EXERCISE OBJECTIVE: Lines that include the word "name" are the ones to copy.

=-=-=-=-=

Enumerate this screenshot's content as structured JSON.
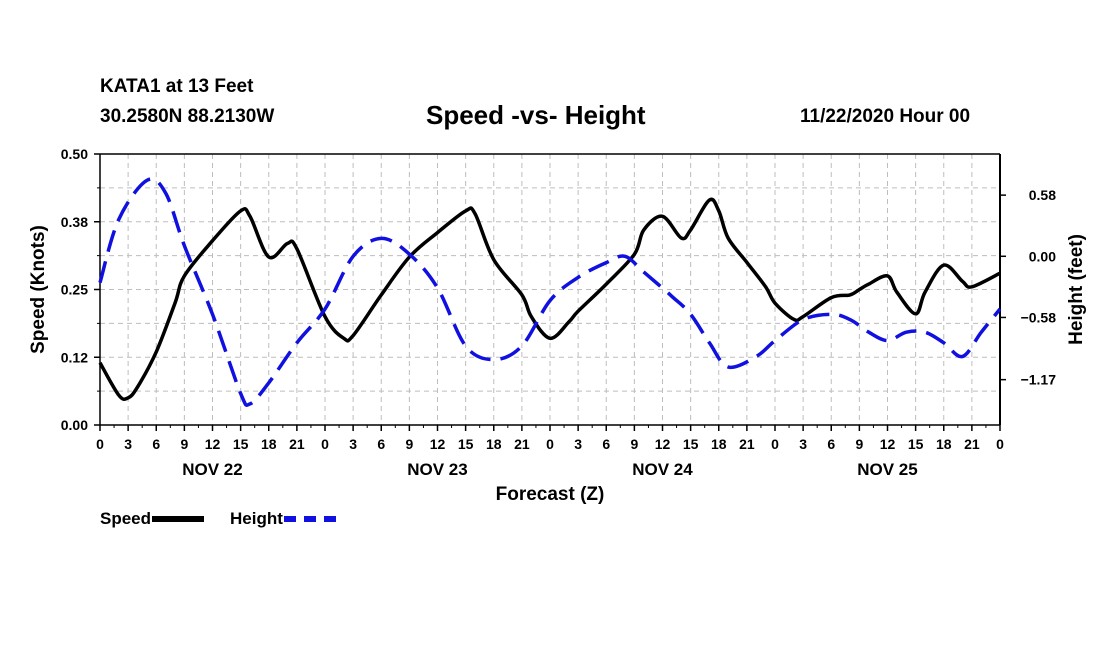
{
  "header": {
    "station": "KATA1 at 13 Feet",
    "coords": "30.2580N 88.2130W",
    "title": "Speed -vs- Height",
    "run_time": "11/22/2020 Hour 00"
  },
  "colors": {
    "speed": "#000000",
    "height": "#1010e0",
    "grid": "#bdbdbd"
  },
  "chart_data": {
    "type": "line",
    "title": "Speed -vs- Height",
    "xlabel": "Forecast (Z)",
    "ylabel": "Speed (Knots)",
    "y2label": "Height (feet)",
    "x_hour_range": [
      0,
      96
    ],
    "ylim": [
      0,
      0.5
    ],
    "y2lim": [
      -1.6,
      0.97
    ],
    "y_ticks": [
      "0.00",
      "0.12",
      "0.25",
      "0.38",
      "0.50"
    ],
    "y_tick_values": [
      0,
      0.125,
      0.25,
      0.375,
      0.5
    ],
    "y2_ticks": [
      "0.58",
      "0.00",
      "−0.58",
      "−1.17"
    ],
    "y2_tick_values": [
      0.58,
      0.0,
      -0.58,
      -1.17
    ],
    "x_tick_labels": [
      "0",
      "3",
      "6",
      "9",
      "12",
      "15",
      "18",
      "21",
      "0",
      "3",
      "6",
      "9",
      "12",
      "15",
      "18",
      "21",
      "0",
      "3",
      "6",
      "9",
      "12",
      "15",
      "18",
      "21",
      "0",
      "3",
      "6",
      "9",
      "12",
      "15",
      "18",
      "21",
      "0"
    ],
    "x_tick_hours": [
      0,
      3,
      6,
      9,
      12,
      15,
      18,
      21,
      24,
      27,
      30,
      33,
      36,
      39,
      42,
      45,
      48,
      51,
      54,
      57,
      60,
      63,
      66,
      69,
      72,
      75,
      78,
      81,
      84,
      87,
      90,
      93,
      96
    ],
    "day_labels": [
      "NOV 22",
      "NOV 23",
      "NOV 24",
      "NOV 25"
    ],
    "day_label_hours": [
      12,
      36,
      60,
      84
    ],
    "grid": true,
    "series": [
      {
        "name": "Speed",
        "axis": "left",
        "style": "solid",
        "hours": [
          0,
          2,
          3,
          4,
          6,
          8,
          9,
          12,
          15,
          16,
          18,
          20,
          21,
          24,
          26,
          27,
          30,
          33,
          36,
          39,
          40,
          42,
          45,
          46,
          48,
          50,
          51,
          54,
          57,
          58,
          60,
          62,
          63,
          65,
          66,
          67,
          69,
          71,
          72,
          74,
          75,
          78,
          80,
          81,
          82,
          84,
          85,
          87,
          88,
          90,
          92,
          93,
          96
        ],
        "values": [
          0.115,
          0.055,
          0.05,
          0.07,
          0.135,
          0.225,
          0.275,
          0.34,
          0.395,
          0.385,
          0.31,
          0.335,
          0.325,
          0.2,
          0.16,
          0.165,
          0.24,
          0.31,
          0.355,
          0.395,
          0.39,
          0.305,
          0.24,
          0.2,
          0.16,
          0.19,
          0.21,
          0.26,
          0.315,
          0.36,
          0.385,
          0.345,
          0.36,
          0.415,
          0.395,
          0.345,
          0.3,
          0.255,
          0.225,
          0.195,
          0.2,
          0.235,
          0.24,
          0.25,
          0.26,
          0.275,
          0.245,
          0.205,
          0.245,
          0.295,
          0.265,
          0.255,
          0.28
        ]
      },
      {
        "name": "Height",
        "axis": "right",
        "style": "dashed",
        "hours": [
          0,
          2,
          5,
          7,
          9,
          12,
          15,
          16,
          18,
          21,
          24,
          27,
          30,
          33,
          36,
          39,
          42,
          45,
          48,
          51,
          54,
          56,
          58,
          61,
          63,
          65,
          67,
          70,
          72,
          75,
          78,
          80,
          82,
          84,
          86,
          88,
          90,
          92,
          94,
          96
        ],
        "values": [
          -0.25,
          0.35,
          0.72,
          0.6,
          0.1,
          -0.55,
          -1.3,
          -1.4,
          -1.2,
          -0.82,
          -0.5,
          0.0,
          0.17,
          0.02,
          -0.3,
          -0.85,
          -0.98,
          -0.85,
          -0.42,
          -0.2,
          -0.06,
          0.0,
          -0.15,
          -0.38,
          -0.55,
          -0.82,
          -1.05,
          -0.95,
          -0.8,
          -0.6,
          -0.55,
          -0.6,
          -0.72,
          -0.8,
          -0.72,
          -0.72,
          -0.82,
          -0.95,
          -0.72,
          -0.5
        ]
      }
    ]
  },
  "legend": {
    "speed_label": "Speed",
    "height_label": "Height"
  }
}
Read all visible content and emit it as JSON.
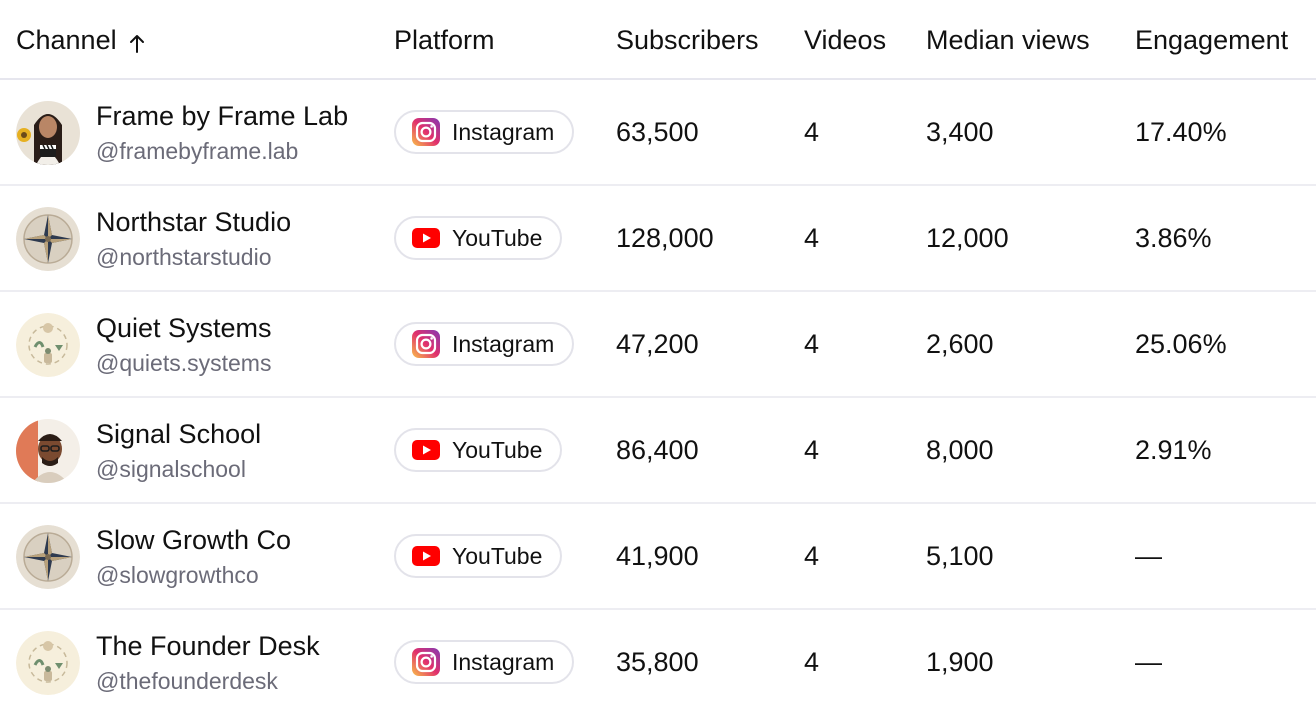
{
  "columns": {
    "channel": "Channel",
    "platform": "Platform",
    "subscribers": "Subscribers",
    "videos": "Videos",
    "median_views": "Median views",
    "engagement": "Engagement"
  },
  "sort": {
    "column": "channel",
    "direction": "ascending",
    "icon": "arrow-up-icon"
  },
  "rows": [
    {
      "name": "Frame by Frame Lab",
      "handle": "@framebyframe.lab",
      "platform": "Instagram",
      "platform_icon": "instagram-icon",
      "avatar": "avatar-woman-clapperboard",
      "subscribers": "63,500",
      "videos": "4",
      "median_views": "3,400",
      "engagement": "17.40%"
    },
    {
      "name": "Northstar Studio",
      "handle": "@northstarstudio",
      "platform": "YouTube",
      "platform_icon": "youtube-icon",
      "avatar": "avatar-compass",
      "subscribers": "128,000",
      "videos": "4",
      "median_views": "12,000",
      "engagement": "3.86%"
    },
    {
      "name": "Quiet Systems",
      "handle": "@quiets.systems",
      "platform": "Instagram",
      "platform_icon": "instagram-icon",
      "avatar": "avatar-cycle-illustration",
      "subscribers": "47,200",
      "videos": "4",
      "median_views": "2,600",
      "engagement": "25.06%"
    },
    {
      "name": "Signal School",
      "handle": "@signalschool",
      "platform": "YouTube",
      "platform_icon": "youtube-icon",
      "avatar": "avatar-man-glasses",
      "subscribers": "86,400",
      "videos": "4",
      "median_views": "8,000",
      "engagement": "2.91%"
    },
    {
      "name": "Slow Growth Co",
      "handle": "@slowgrowthco",
      "platform": "YouTube",
      "platform_icon": "youtube-icon",
      "avatar": "avatar-compass",
      "subscribers": "41,900",
      "videos": "4",
      "median_views": "5,100",
      "engagement": "—"
    },
    {
      "name": "The Founder Desk",
      "handle": "@thefounderdesk",
      "platform": "Instagram",
      "platform_icon": "instagram-icon",
      "avatar": "avatar-cycle-illustration",
      "subscribers": "35,800",
      "videos": "4",
      "median_views": "1,900",
      "engagement": "—"
    }
  ],
  "colors": {
    "youtube_red": "#ff0000",
    "instagram_gradient": [
      "#f9c04a",
      "#e1306c",
      "#833ab4"
    ],
    "handle_gray": "#6b6b78",
    "row_border": "#ededf2"
  }
}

=-=-=-=-=

THE REPLY:
        "name": "Speed",
        "name": "Height",
      "name": "Frame by Frame Lab",
      "name": "Northstar Studio",
      "name": "Quiet Systems",
      "name": "Signal School",
      "name": "Slow Growth Co",
      "name": "The Founder Desk",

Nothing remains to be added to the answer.